§ Goal
Set down each line of the material that follows, exactly, with no pictures.

-- Start of Record extracts --

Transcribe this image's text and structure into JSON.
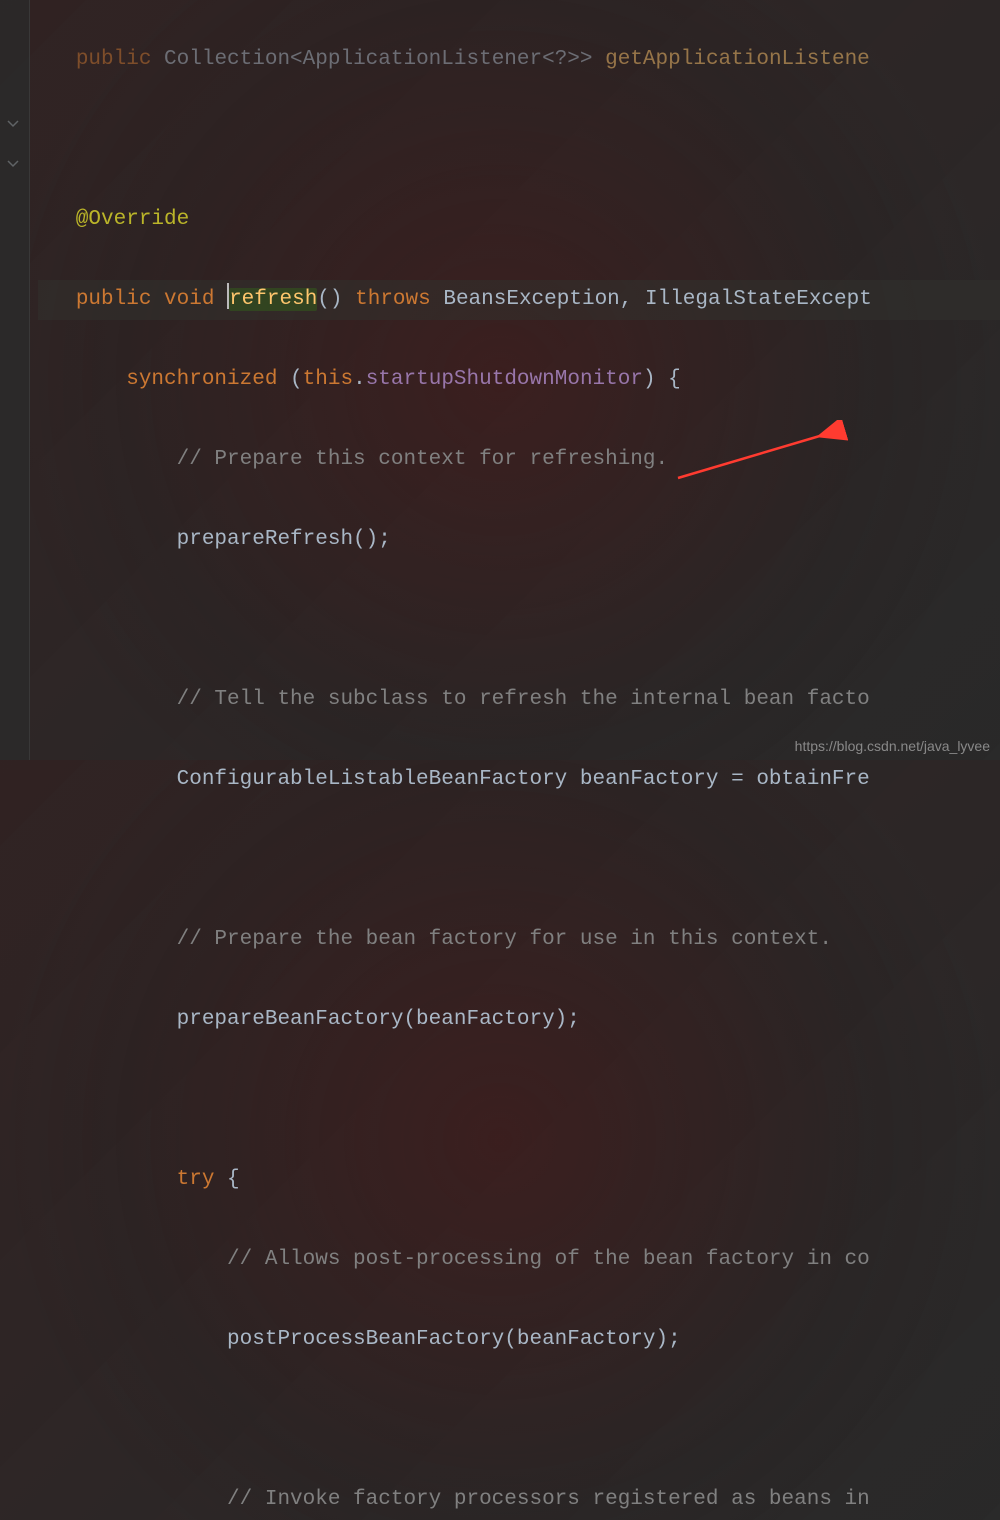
{
  "code": {
    "line1_pre": "   ",
    "line1_kw": "public",
    "line1_mid": " Collection<ApplicationListener<?>> ",
    "line1_method": "getApplicationListene",
    "blank": "",
    "annotation": "   @Override",
    "line4_indent": "   ",
    "line4_kw1": "public",
    "line4_sp1": " ",
    "line4_kw2": "void",
    "line4_sp2": " ",
    "line4_method": "refresh",
    "line4_paren": "() ",
    "line4_kw3": "throws",
    "line4_sp3": " ",
    "line4_ex1": "BeansException",
    "line4_comma": ", ",
    "line4_ex2": "IllegalStateExcept",
    "line5_indent": "       ",
    "line5_kw": "synchronized",
    "line5_sp": " (",
    "line5_kw2": "this",
    "line5_dot": ".",
    "line5_field": "startupShutdownMonitor",
    "line5_end": ") {",
    "comment1": "           // Prepare this context for refreshing.",
    "line7": "           prepareRefresh();",
    "comment2": "           // Tell the subclass to refresh the internal bean facto",
    "line10": "           ConfigurableListableBeanFactory beanFactory = obtainFre",
    "comment3": "           // Prepare the bean factory for use in this context.",
    "line13": "           prepareBeanFactory(beanFactory);",
    "line15_indent": "           ",
    "line15_kw": "try",
    "line15_end": " {",
    "comment4": "               // Allows post-processing of the bean factory in co",
    "line17": "               postProcessBeanFactory(beanFactory);",
    "comment5": "               // Invoke factory processors registered as beans in"
  },
  "watermark": "https://blog.csdn.net/java_lyvee"
}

-- End of Record extracts --

§ Exercise answer
Transcribe this image's text and structure into JSON.
{
  "code": {
    "line1_pre": "   ",
    "line1_kw": "public",
    "line1_mid": " Collection<ApplicationListener<?>> ",
    "line1_method": "getApplicationListene",
    "blank": "",
    "annotation": "   @Override",
    "line4_indent": "   ",
    "line4_kw1": "public",
    "line4_sp1": " ",
    "line4_kw2": "void",
    "line4_sp2": " ",
    "line4_method": "refresh",
    "line4_paren": "() ",
    "line4_kw3": "throws",
    "line4_sp3": " ",
    "line4_ex1": "BeansException",
    "line4_comma": ", ",
    "line4_ex2": "IllegalStateExcept",
    "line5_indent": "       ",
    "line5_kw": "synchronized",
    "line5_sp": " (",
    "line5_kw2": "this",
    "line5_dot": ".",
    "line5_field": "startupShutdownMonitor",
    "line5_end": ") {",
    "comment1": "           // Prepare this context for refreshing.",
    "line7": "           prepareRefresh();",
    "comment2": "           // Tell the subclass to refresh the internal bean facto",
    "line10": "           ConfigurableListableBeanFactory beanFactory = obtainFre",
    "comment3": "           // Prepare the bean factory for use in this context.",
    "line13": "           prepareBeanFactory(beanFactory);",
    "line15_indent": "           ",
    "line15_kw": "try",
    "line15_end": " {",
    "comment4": "               // Allows post-processing of the bean factory in co",
    "line17": "               postProcessBeanFactory(beanFactory);",
    "comment5": "               // Invoke factory processors registered as beans in"
  },
  "watermark": "https://blog.csdn.net/java_lyvee"
}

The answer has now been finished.